→ **Set exercise**
Omit the pictures from the entries below and retype everything else exactly.

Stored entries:
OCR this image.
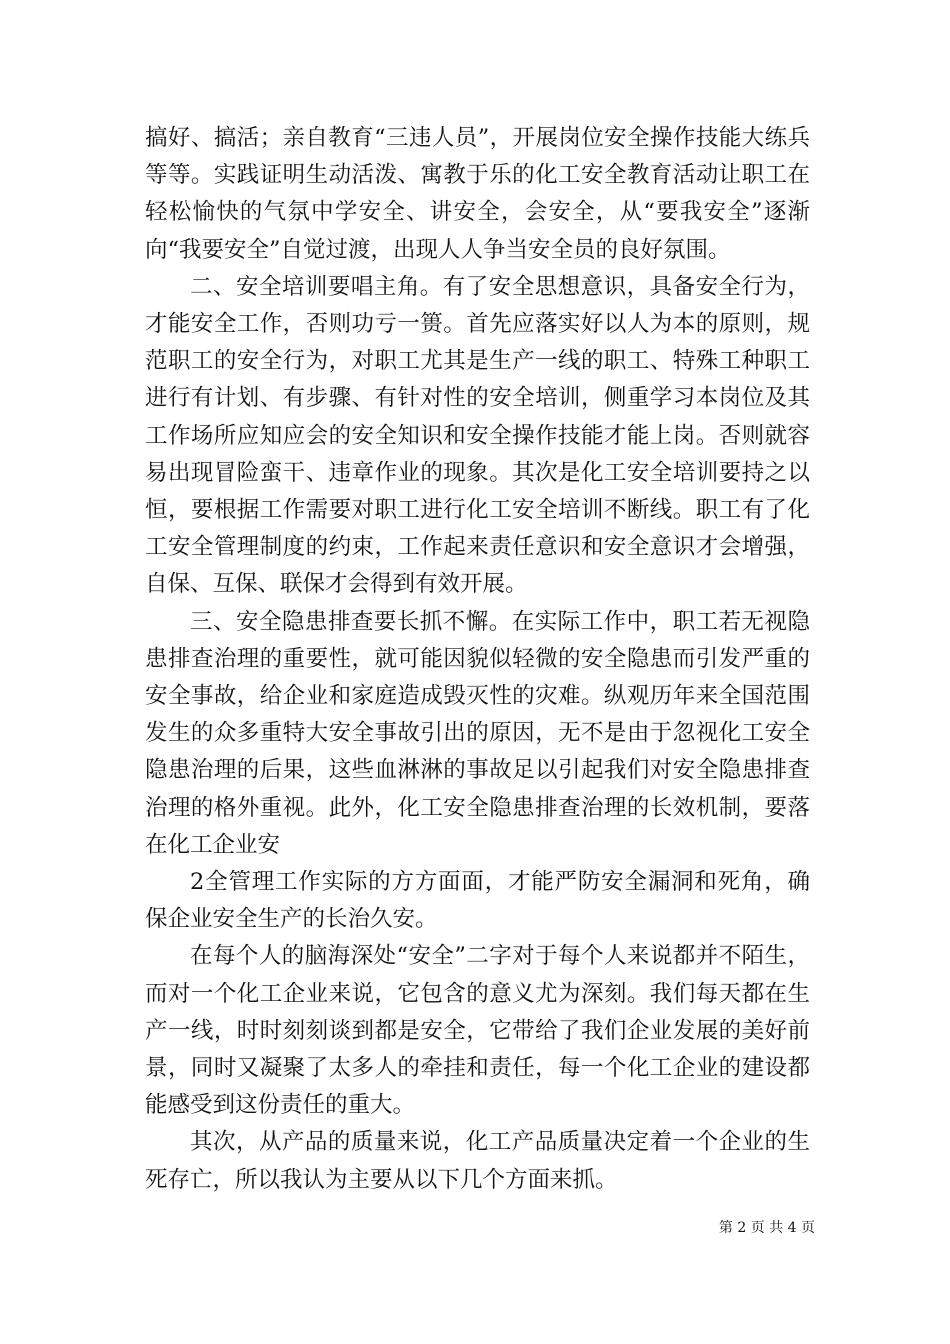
搞好、搞活；亲自教育“三违人员”，开展岗位安全操作技能大练兵等等。实践证明生动活泼、寓教于乐的化工安全教育活动让职工在轻松愉快的气氛中学安全、讲安全，会安全，从“要我安全”逐渐向“我要安全”自觉过渡，出现人人争当安全员的良好氛围。

二、安全培训要唱主角。有了安全思想意识，具备安全行为，才能安全工作，否则功亏一篑。首先应落实好以人为本的原则，规范职工的安全行为，对职工尤其是生产一线的职工、特殊工种职工进行有计划、有步骤、有针对性的安全培训，侧重学习本岗位及其工作场所应知应会的安全知识和安全操作技能才能上岗。否则就容易出现冒险蛮干、违章作业的现象。其次是化工安全培训要持之以恒，要根据工作需要对职工进行化工安全培训不断线。职工有了化工安全管理制度的约束，工作起来责任意识和安全意识才会增强，自保、互保、联保才会得到有效开展。

三、安全隐患排查要长抓不懈。在实际工作中，职工若无视隐患排查治理的重要性，就可能因貌似轻微的安全隐患而引发严重的安全事故，给企业和家庭造成毁灭性的灾难。纵观历年来全国范围发生的众多重特大安全事故引出的原因，无不是由于忽视化工安全隐患治理的后果，这些血淋淋的事故足以引起我们对安全隐患排查治理的格外重视。此外，化工安全隐患排查治理的长效机制，要落在化工企业安

2全管理工作实际的方方面面，才能严防安全漏洞和死角，确保企业安全生产的长治久安。

在每个人的脑海深处“安全”二字对于每个人来说都并不陌生，而对一个化工企业来说，它包含的意义尤为深刻。我们每天都在生产一线，时时刻刻谈到都是安全，它带给了我们企业发展的美好前景，同时又凝聚了太多人的牵挂和责任，每一个化工企业的建设都能感受到这份责任的重大。

其次，从产品的质量来说，化工产品质量决定着一个企业的生死存亡，所以我认为主要从以下几个方面来抓。

第 2 页 共 4 页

→ **Output for this task**
OCR this image.
搞好、搞活；亲自教育“三违人员”，开展岗位安全操作技能大练兵等等。实践证明生动活泼、寓教于乐的化工安全教育活动让职工在轻松愉快的气氛中学安全、讲安全，会安全，从“要我安全”逐渐向“我要安全”自觉过渡，出现人人争当安全员的良好氛围。

二、安全培训要唱主角。有了安全思想意识，具备安全行为，才能安全工作，否则功亏一篑。首先应落实好以人为本的原则，规范职工的安全行为，对职工尤其是生产一线的职工、特殊工种职工进行有计划、有步骤、有针对性的安全培训，侧重学习本岗位及其工作场所应知应会的安全知识和安全操作技能才能上岗。否则就容易出现冒险蛮干、违章作业的现象。其次是化工安全培训要持之以恒，要根据工作需要对职工进行化工安全培训不断线。职工有了化工安全管理制度的约束，工作起来责任意识和安全意识才会增强，自保、互保、联保才会得到有效开展。

三、安全隐患排查要长抓不懈。在实际工作中，职工若无视隐患排查治理的重要性，就可能因貌似轻微的安全隐患而引发严重的安全事故，给企业和家庭造成毁灭性的灾难。纵观历年来全国范围发生的众多重特大安全事故引出的原因，无不是由于忽视化工安全隐患治理的后果，这些血淋淋的事故足以引起我们对安全隐患排查治理的格外重视。此外，化工安全隐患排查治理的长效机制，要落在化工企业安

2全管理工作实际的方方面面，才能严防安全漏洞和死角，确保企业安全生产的长治久安。

在每个人的脑海深处“安全”二字对于每个人来说都并不陌生，而对一个化工企业来说，它包含的意义尤为深刻。我们每天都在生产一线，时时刻刻谈到都是安全，它带给了我们企业发展的美好前景，同时又凝聚了太多人的牵挂和责任，每一个化工企业的建设都能感受到这份责任的重大。

其次，从产品的质量来说，化工产品质量决定着一个企业的生死存亡，所以我认为主要从以下几个方面来抓。

第 2 页 共 4 页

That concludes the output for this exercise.